[Begin MATERIAL]

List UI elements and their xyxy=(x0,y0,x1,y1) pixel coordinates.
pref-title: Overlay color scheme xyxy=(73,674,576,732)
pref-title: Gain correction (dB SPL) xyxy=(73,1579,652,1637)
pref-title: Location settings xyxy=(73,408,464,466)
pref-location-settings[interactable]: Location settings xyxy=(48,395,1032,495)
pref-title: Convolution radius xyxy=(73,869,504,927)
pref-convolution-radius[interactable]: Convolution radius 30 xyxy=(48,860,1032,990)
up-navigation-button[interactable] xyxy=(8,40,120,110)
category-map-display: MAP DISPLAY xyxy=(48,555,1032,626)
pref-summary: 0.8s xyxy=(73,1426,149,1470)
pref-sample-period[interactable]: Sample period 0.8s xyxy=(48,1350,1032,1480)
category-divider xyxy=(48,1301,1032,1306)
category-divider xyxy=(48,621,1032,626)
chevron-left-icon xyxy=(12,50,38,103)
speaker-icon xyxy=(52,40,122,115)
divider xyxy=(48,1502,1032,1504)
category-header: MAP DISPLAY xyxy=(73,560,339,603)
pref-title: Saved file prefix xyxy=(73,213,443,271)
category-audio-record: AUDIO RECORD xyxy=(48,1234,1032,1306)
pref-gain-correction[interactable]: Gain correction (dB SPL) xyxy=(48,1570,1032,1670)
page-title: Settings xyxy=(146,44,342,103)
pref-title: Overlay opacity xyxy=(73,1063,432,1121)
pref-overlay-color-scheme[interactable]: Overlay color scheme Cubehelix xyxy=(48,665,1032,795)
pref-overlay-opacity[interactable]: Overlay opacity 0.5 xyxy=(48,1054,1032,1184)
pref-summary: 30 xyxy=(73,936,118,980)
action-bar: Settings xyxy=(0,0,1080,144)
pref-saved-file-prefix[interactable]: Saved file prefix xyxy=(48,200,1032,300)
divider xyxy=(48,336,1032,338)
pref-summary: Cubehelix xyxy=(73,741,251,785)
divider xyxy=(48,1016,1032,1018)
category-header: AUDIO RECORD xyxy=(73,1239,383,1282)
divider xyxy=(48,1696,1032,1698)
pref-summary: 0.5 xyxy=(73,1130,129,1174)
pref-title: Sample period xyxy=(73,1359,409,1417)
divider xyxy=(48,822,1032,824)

[End MATERIAL]

- **BRIEF**
Could you render every line of the records above as a JSON list of strings, one string per line, skipping any blank lines?

- **FINAL RESULT**
[
  "List UI elements and their xyxy=(x0,y0,x1,y1) pixel coordinates.",
  "pref-title: Overlay color scheme xyxy=(73,674,576,732)",
  "pref-title: Gain correction (dB SPL) xyxy=(73,1579,652,1637)",
  "pref-title: Location settings xyxy=(73,408,464,466)",
  "pref-location-settings[interactable]: Location settings xyxy=(48,395,1032,495)",
  "pref-title: Convolution radius xyxy=(73,869,504,927)",
  "pref-convolution-radius[interactable]: Convolution radius 30 xyxy=(48,860,1032,990)",
  "up-navigation-button[interactable] xyxy=(8,40,120,110)",
  "category-map-display: MAP DISPLAY xyxy=(48,555,1032,626)",
  "pref-summary: 0.8s xyxy=(73,1426,149,1470)",
  "pref-sample-period[interactable]: Sample period 0.8s xyxy=(48,1350,1032,1480)",
  "category-divider xyxy=(48,1301,1032,1306)",
  "category-divider xyxy=(48,621,1032,626)",
  "chevron-left-icon xyxy=(12,50,38,103)",
  "speaker-icon xyxy=(52,40,122,115)",
  "divider xyxy=(48,1502,1032,1504)",
  "category-header: MAP DISPLAY xyxy=(73,560,339,603)",
  "pref-title: Saved file prefix xyxy=(73,213,443,271)",
  "category-audio-record: AUDIO RECORD xyxy=(48,1234,1032,1306)",
  "pref-gain-correction[interactable]: Gain correction (dB SPL) xyxy=(48,1570,1032,1670)",
  "page-title: Settings xyxy=(146,44,342,103)",
  "pref-title: Overlay opacity xyxy=(73,1063,432,1121)",
  "pref-overlay-color-scheme[interactable]: Overlay color scheme Cubehelix xyxy=(48,665,1032,795)",
  "pref-overlay-opacity[interactable]: Overlay opacity 0.5 xyxy=(48,1054,1032,1184)",
  "pref-summary: 30 xyxy=(73,936,118,980)",
  "action-bar: Settings xyxy=(0,0,1080,144)",
  "pref-saved-file-prefix[interactable]: Saved file prefix xyxy=(48,200,1032,300)",
  "divider xyxy=(48,336,1032,338)",
  "pref-summary: Cubehelix xyxy=(73,741,251,785)",
  "divider xyxy=(48,1016,1032,1018)",
  "category-header: AUDIO RECORD xyxy=(73,1239,383,1282)",
  "divider xyxy=(48,1696,1032,1698)",
  "pref-summary: 0.5 xyxy=(73,1130,129,1174)",
  "pref-title: Sample period xyxy=(73,1359,409,1417)",
  "divider xyxy=(48,822,1032,824)"
]